## Data listing

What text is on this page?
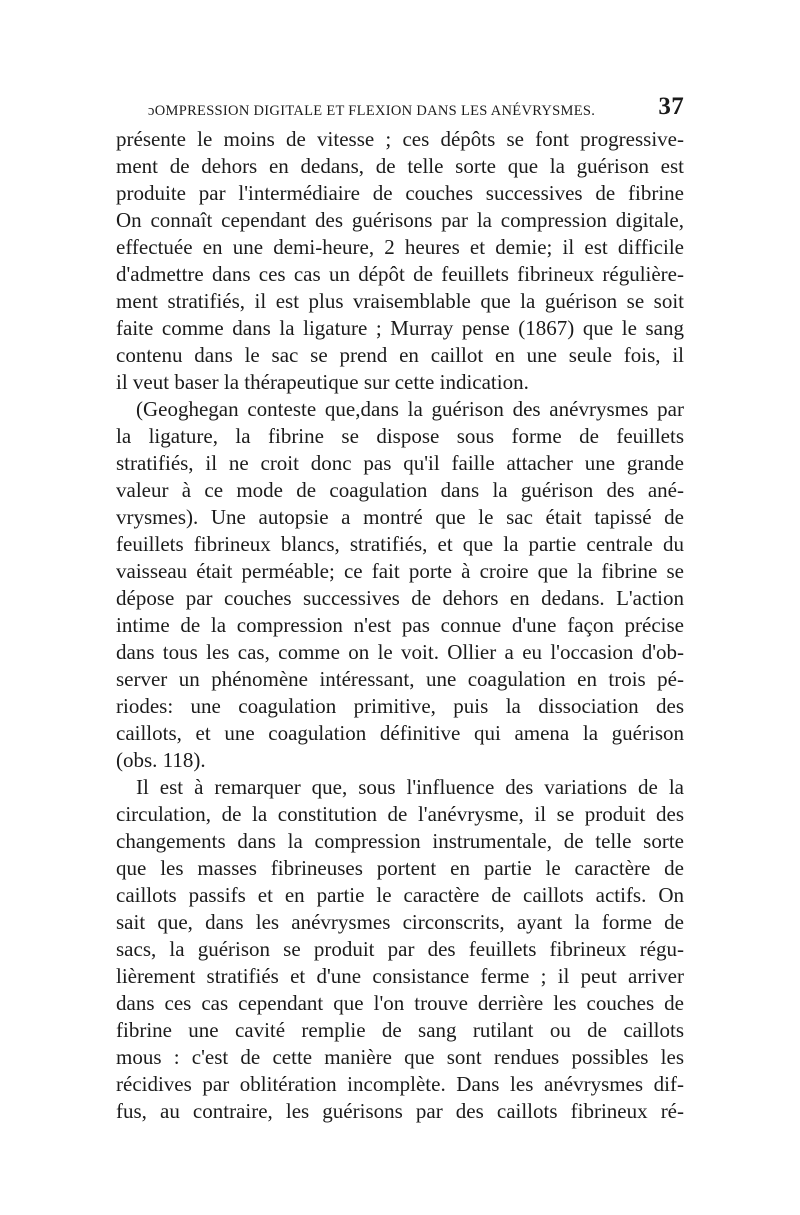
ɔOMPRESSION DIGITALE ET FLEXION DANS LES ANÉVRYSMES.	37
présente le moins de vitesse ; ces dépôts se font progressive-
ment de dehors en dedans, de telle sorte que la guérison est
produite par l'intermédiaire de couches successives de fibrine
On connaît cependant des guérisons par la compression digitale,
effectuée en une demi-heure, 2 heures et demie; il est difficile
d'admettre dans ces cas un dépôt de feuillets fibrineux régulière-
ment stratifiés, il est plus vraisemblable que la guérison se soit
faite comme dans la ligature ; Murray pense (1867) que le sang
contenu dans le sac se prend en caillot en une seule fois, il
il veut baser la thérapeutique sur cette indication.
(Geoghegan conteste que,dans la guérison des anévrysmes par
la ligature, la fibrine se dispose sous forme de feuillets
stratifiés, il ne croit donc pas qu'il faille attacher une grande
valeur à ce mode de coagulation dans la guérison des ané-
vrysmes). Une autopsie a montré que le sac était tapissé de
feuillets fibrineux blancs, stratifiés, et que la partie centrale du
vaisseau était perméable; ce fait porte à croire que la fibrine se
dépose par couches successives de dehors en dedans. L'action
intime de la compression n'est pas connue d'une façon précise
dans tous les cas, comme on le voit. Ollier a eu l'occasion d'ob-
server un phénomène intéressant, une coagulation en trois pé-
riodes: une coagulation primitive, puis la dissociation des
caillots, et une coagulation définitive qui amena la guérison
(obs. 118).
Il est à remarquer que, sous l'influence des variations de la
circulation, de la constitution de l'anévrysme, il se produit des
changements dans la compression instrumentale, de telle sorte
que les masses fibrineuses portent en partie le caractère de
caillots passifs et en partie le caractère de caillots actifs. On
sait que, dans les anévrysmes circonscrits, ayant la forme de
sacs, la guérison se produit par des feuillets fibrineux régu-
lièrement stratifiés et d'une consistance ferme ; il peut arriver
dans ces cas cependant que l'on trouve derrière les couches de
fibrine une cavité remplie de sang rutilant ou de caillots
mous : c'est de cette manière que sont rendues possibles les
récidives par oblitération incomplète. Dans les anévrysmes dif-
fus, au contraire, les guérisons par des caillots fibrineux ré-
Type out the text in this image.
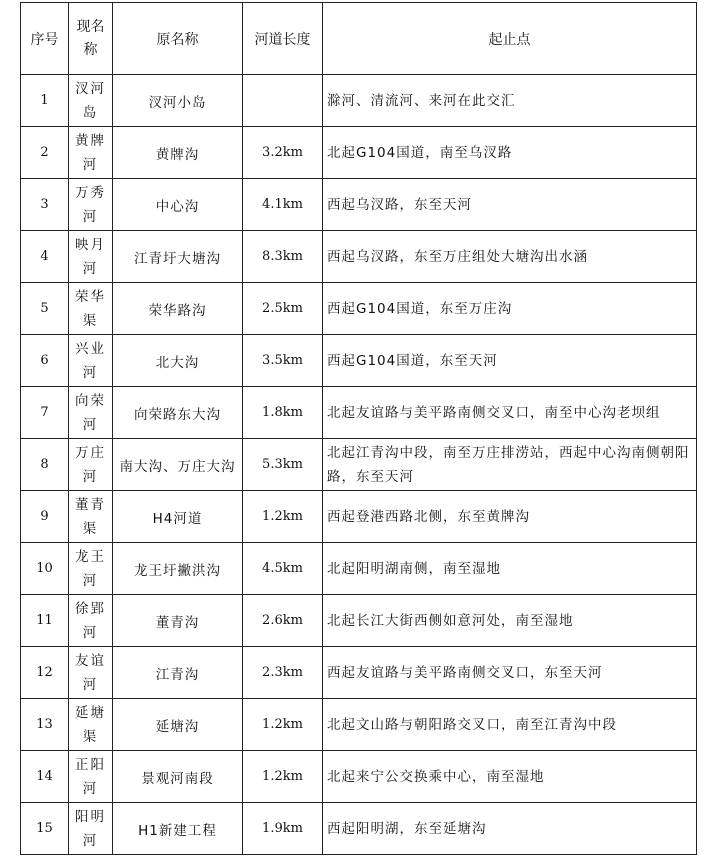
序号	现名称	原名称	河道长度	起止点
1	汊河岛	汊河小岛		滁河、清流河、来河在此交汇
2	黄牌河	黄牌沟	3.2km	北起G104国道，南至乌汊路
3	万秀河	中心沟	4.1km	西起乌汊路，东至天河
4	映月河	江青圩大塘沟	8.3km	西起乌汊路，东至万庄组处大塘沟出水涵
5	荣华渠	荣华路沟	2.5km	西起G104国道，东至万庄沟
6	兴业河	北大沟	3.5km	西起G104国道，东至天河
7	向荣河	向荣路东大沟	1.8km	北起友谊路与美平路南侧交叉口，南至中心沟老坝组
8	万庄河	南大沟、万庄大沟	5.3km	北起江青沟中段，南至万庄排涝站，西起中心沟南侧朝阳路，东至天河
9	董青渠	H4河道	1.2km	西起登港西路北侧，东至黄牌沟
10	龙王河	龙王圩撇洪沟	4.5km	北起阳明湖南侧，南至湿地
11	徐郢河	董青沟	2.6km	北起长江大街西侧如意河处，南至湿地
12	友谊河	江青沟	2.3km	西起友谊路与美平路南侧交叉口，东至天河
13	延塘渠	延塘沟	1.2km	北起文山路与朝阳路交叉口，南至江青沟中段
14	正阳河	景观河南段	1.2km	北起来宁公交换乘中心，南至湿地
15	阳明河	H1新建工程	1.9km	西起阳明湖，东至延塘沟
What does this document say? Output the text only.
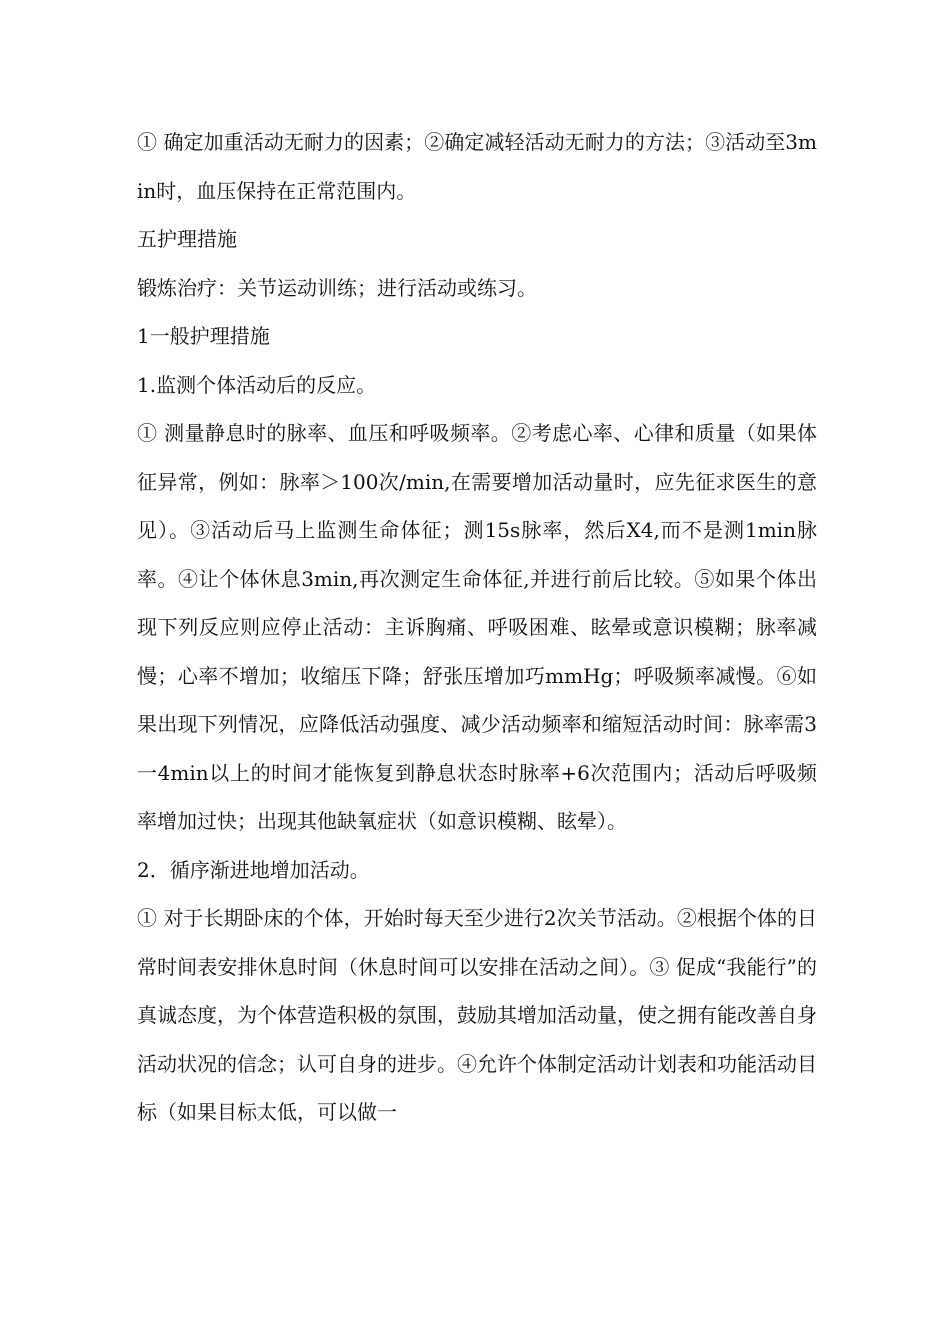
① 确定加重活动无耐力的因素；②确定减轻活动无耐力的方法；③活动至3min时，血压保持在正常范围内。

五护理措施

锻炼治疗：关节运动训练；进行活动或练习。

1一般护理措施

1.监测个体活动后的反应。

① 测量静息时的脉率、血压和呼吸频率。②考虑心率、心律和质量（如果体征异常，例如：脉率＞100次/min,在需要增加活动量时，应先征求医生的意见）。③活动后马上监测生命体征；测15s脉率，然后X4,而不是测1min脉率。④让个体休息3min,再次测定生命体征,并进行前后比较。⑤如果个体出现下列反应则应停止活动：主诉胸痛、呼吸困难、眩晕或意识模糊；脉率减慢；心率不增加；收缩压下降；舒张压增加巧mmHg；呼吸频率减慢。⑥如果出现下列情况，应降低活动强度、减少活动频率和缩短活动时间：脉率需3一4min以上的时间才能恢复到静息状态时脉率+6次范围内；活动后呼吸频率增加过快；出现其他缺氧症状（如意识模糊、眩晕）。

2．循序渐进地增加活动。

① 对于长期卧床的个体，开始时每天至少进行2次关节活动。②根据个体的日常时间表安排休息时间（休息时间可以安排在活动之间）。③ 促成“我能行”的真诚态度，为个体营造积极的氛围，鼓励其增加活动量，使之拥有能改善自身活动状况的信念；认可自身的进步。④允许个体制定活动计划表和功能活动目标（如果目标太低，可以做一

## Task to carry out
Copy every record above exactly as written, but leave out the pictures.

## Response to this exercise
What text is on this page?
ɔOMPRESSION DIGITALE ET FLEXION DANS LES ANÉVRYSMES.	37
présente le moins de vitesse ; ces dépôts se font progressive-
ment de dehors en dedans, de telle sorte que la guérison est
produite par l'intermédiaire de couches successives de fibrine
On connaît cependant des guérisons par la compression digitale,
effectuée en une demi-heure, 2 heures et demie; il est difficile
d'admettre dans ces cas un dépôt de feuillets fibrineux régulière-
ment stratifiés, il est plus vraisemblable que la guérison se soit
faite comme dans la ligature ; Murray pense (1867) que le sang
contenu dans le sac se prend en caillot en une seule fois, il
il veut baser la thérapeutique sur cette indication.
(Geoghegan conteste que,dans la guérison des anévrysmes par
la ligature, la fibrine se dispose sous forme de feuillets
stratifiés, il ne croit donc pas qu'il faille attacher une grande
valeur à ce mode de coagulation dans la guérison des ané-
vrysmes). Une autopsie a montré que le sac était tapissé de
feuillets fibrineux blancs, stratifiés, et que la partie centrale du
vaisseau était perméable; ce fait porte à croire que la fibrine se
dépose par couches successives de dehors en dedans. L'action
intime de la compression n'est pas connue d'une façon précise
dans tous les cas, comme on le voit. Ollier a eu l'occasion d'ob-
server un phénomène intéressant, une coagulation en trois pé-
riodes: une coagulation primitive, puis la dissociation des
caillots, et une coagulation définitive qui amena la guérison
(obs. 118).
Il est à remarquer que, sous l'influence des variations de la
circulation, de la constitution de l'anévrysme, il se produit des
changements dans la compression instrumentale, de telle sorte
que les masses fibrineuses portent en partie le caractère de
caillots passifs et en partie le caractère de caillots actifs. On
sait que, dans les anévrysmes circonscrits, ayant la forme de
sacs, la guérison se produit par des feuillets fibrineux régu-
lièrement stratifiés et d'une consistance ferme ; il peut arriver
dans ces cas cependant que l'on trouve derrière les couches de
fibrine une cavité remplie de sang rutilant ou de caillots
mous : c'est de cette manière que sont rendues possibles les
récidives par oblitération incomplète. Dans les anévrysmes dif-
fus, au contraire, les guérisons par des caillots fibrineux ré-
Type out the text in this image.
序号	现名称	原名称	河道长度	起止点
1	汊河岛	汊河小岛		滁河、清流河、来河在此交汇
2	黄牌河	黄牌沟	3.2km	北起G104国道，南至乌汊路
3	万秀河	中心沟	4.1km	西起乌汊路，东至天河
4	映月河	江青圩大塘沟	8.3km	西起乌汊路，东至万庄组处大塘沟出水涵
5	荣华渠	荣华路沟	2.5km	西起G104国道，东至万庄沟
6	兴业河	北大沟	3.5km	西起G104国道，东至天河
7	向荣河	向荣路东大沟	1.8km	北起友谊路与美平路南侧交叉口，南至中心沟老坝组
8	万庄河	南大沟、万庄大沟	5.3km	北起江青沟中段，南至万庄排涝站，西起中心沟南侧朝阳路，东至天河
9	董青渠	H4河道	1.2km	西起登港西路北侧，东至黄牌沟
10	龙王河	龙王圩撇洪沟	4.5km	北起阳明湖南侧，南至湿地
11	徐郢河	董青沟	2.6km	北起长江大街西侧如意河处，南至湿地
12	友谊河	江青沟	2.3km	西起友谊路与美平路南侧交叉口，东至天河
13	延塘渠	延塘沟	1.2km	北起文山路与朝阳路交叉口，南至江青沟中段
14	正阳河	景观河南段	1.2km	北起来宁公交换乘中心，南至湿地
15	阳明河	H1新建工程	1.9km	西起阳明湖，东至延塘沟
What does this document say? Output the text only.
① 确定加重活动无耐力的因素；②确定减轻活动无耐力的方法；③活动至3min时，血压保持在正常范围内。

五护理措施

锻炼治疗：关节运动训练；进行活动或练习。

1一般护理措施

1.监测个体活动后的反应。

① 测量静息时的脉率、血压和呼吸频率。②考虑心率、心律和质量（如果体征异常，例如：脉率＞100次/min,在需要增加活动量时，应先征求医生的意见）。③活动后马上监测生命体征；测15s脉率，然后X4,而不是测1min脉率。④让个体休息3min,再次测定生命体征,并进行前后比较。⑤如果个体出现下列反应则应停止活动：主诉胸痛、呼吸困难、眩晕或意识模糊；脉率减慢；心率不增加；收缩压下降；舒张压增加巧mmHg；呼吸频率减慢。⑥如果出现下列情况，应降低活动强度、减少活动频率和缩短活动时间：脉率需3一4min以上的时间才能恢复到静息状态时脉率+6次范围内；活动后呼吸频率增加过快；出现其他缺氧症状（如意识模糊、眩晕）。

2．循序渐进地增加活动。

① 对于长期卧床的个体，开始时每天至少进行2次关节活动。②根据个体的日常时间表安排休息时间（休息时间可以安排在活动之间）。③ 促成“我能行”的真诚态度，为个体营造积极的氛围，鼓励其增加活动量，使之拥有能改善自身活动状况的信念；认可自身的进步。④允许个体制定活动计划表和功能活动目标（如果目标太低，可以做一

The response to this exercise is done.